(Task to carry out) Go through the entries below and copy each line containing the word "logic".

(Provided information)
-- BEGIN --
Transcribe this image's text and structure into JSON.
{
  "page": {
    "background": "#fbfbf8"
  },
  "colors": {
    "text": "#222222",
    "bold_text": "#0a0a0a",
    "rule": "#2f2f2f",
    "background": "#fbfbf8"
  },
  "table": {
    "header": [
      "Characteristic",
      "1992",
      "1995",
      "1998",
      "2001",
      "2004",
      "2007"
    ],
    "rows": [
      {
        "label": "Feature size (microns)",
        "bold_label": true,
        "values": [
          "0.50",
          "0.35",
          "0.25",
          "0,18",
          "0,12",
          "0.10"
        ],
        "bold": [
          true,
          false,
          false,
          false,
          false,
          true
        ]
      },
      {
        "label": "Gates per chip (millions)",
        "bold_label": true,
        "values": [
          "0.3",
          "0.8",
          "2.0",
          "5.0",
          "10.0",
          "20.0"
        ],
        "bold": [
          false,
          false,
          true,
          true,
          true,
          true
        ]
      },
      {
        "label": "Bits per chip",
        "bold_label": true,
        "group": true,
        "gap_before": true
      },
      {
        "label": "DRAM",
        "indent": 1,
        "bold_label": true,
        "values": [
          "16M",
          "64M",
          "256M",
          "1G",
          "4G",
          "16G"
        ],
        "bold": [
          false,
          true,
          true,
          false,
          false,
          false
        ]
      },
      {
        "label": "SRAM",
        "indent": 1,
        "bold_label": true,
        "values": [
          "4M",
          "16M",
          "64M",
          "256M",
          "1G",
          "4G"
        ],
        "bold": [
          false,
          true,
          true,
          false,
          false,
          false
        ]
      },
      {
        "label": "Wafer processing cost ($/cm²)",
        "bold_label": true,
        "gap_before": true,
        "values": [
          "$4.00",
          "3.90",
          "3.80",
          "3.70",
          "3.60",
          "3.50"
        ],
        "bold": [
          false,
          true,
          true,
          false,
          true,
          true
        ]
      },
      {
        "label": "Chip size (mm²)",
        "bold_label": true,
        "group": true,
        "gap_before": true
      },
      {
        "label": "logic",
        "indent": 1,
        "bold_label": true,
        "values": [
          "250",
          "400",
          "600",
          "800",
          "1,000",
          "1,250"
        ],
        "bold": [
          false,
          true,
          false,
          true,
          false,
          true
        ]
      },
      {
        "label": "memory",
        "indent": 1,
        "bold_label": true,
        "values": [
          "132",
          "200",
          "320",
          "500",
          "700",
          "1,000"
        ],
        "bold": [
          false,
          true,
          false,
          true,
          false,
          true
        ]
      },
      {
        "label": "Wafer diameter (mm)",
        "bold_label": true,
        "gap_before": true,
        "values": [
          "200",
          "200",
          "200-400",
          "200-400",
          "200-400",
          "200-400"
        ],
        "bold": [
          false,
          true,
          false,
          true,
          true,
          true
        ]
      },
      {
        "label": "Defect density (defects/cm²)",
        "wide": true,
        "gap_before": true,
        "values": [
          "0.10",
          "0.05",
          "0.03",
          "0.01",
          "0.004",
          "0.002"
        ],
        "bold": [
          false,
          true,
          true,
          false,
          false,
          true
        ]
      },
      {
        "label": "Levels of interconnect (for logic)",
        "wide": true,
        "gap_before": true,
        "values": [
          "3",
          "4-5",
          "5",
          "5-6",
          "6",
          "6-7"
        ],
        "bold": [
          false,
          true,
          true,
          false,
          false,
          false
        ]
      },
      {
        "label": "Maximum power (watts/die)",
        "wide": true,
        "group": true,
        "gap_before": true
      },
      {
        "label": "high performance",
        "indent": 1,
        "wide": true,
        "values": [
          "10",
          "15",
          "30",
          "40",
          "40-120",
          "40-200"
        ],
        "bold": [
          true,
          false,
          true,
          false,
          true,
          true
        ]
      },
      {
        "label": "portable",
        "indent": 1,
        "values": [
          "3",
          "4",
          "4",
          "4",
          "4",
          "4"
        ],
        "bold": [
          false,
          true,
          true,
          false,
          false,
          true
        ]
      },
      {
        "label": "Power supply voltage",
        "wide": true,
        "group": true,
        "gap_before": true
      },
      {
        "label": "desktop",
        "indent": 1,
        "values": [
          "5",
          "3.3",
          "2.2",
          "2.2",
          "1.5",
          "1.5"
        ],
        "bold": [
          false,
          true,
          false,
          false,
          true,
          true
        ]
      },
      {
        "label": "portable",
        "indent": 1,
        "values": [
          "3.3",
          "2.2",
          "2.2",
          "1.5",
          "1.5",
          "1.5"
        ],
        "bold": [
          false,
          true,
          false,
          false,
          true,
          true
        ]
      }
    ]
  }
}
-- END --
(Answer below)
        "label": "logic",
        "label": "Levels of interconnect (for logic)",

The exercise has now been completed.